→ **PROBLEM TO WORK ON**: Below is a block of records; repeat all of them exactly.

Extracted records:
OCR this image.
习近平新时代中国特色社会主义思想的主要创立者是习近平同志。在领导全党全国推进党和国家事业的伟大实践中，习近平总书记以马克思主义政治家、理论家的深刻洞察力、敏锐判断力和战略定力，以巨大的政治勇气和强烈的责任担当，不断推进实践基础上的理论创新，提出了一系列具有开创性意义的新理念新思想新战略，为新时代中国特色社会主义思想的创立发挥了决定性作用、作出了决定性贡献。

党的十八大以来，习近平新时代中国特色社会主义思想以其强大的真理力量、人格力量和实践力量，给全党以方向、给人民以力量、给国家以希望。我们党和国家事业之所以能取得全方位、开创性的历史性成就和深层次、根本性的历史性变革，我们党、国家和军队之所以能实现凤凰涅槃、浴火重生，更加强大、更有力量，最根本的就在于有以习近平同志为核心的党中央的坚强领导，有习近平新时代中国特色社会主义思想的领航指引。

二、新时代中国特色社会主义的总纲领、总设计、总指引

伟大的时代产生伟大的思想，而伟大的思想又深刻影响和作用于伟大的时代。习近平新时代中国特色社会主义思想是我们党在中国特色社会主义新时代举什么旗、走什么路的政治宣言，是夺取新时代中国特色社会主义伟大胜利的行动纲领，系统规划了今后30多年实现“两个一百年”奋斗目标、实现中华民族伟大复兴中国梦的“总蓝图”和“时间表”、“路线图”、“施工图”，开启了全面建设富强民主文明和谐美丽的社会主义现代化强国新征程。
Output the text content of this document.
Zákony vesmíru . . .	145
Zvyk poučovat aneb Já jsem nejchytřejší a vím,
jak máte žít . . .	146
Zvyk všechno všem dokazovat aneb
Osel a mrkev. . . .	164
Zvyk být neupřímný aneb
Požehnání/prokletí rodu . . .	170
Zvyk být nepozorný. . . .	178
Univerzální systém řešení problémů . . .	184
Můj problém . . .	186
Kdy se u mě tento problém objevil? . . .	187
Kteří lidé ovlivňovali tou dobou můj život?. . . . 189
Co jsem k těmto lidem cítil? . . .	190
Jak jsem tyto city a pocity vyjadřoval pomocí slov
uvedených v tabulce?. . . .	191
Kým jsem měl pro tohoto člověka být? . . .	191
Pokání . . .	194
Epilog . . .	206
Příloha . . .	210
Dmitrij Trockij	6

→ **EXERCISE RESULT**:
OCR this image.
习近平新时代中国特色社会主义思想的主要创立者是习近平同志。在领导全党全国推进党和国家事业的伟大实践中，习近平总书记以马克思主义政治家、理论家的深刻洞察力、敏锐判断力和战略定力，以巨大的政治勇气和强烈的责任担当，不断推进实践基础上的理论创新，提出了一系列具有开创性意义的新理念新思想新战略，为新时代中国特色社会主义思想的创立发挥了决定性作用、作出了决定性贡献。

党的十八大以来，习近平新时代中国特色社会主义思想以其强大的真理力量、人格力量和实践力量，给全党以方向、给人民以力量、给国家以希望。我们党和国家事业之所以能取得全方位、开创性的历史性成就和深层次、根本性的历史性变革，我们党、国家和军队之所以能实现凤凰涅槃、浴火重生，更加强大、更有力量，最根本的就在于有以习近平同志为核心的党中央的坚强领导，有习近平新时代中国特色社会主义思想的领航指引。

二、新时代中国特色社会主义的总纲领、总设计、总指引

伟大的时代产生伟大的思想，而伟大的思想又深刻影响和作用于伟大的时代。习近平新时代中国特色社会主义思想是我们党在中国特色社会主义新时代举什么旗、走什么路的政治宣言，是夺取新时代中国特色社会主义伟大胜利的行动纲领，系统规划了今后30多年实现“两个一百年”奋斗目标、实现中华民族伟大复兴中国梦的“总蓝图”和“时间表”、“路线图”、“施工图”，开启了全面建设富强民主文明和谐美丽的社会主义现代化强国新征程。
Output the text content of this document.
Zákony vesmíru . . .	145
Zvyk poučovat aneb Já jsem nejchytřejší a vím,
jak máte žít . . .	146
Zvyk všechno všem dokazovat aneb
Osel a mrkev. . . .	164
Zvyk být neupřímný aneb
Požehnání/prokletí rodu . . .	170
Zvyk být nepozorný. . . .	178
Univerzální systém řešení problémů . . .	184
Můj problém . . .	186
Kdy se u mě tento problém objevil? . . .	187
Kteří lidé ovlivňovali tou dobou můj život?. . . . 189
Co jsem k těmto lidem cítil? . . .	190
Jak jsem tyto city a pocity vyjadřoval pomocí slov
uvedených v tabulce?. . . .	191
Kým jsem měl pro tohoto člověka být? . . .	191
Pokání . . .	194
Epilog . . .	206
Příloha . . .	210
Dmitrij Trockij	6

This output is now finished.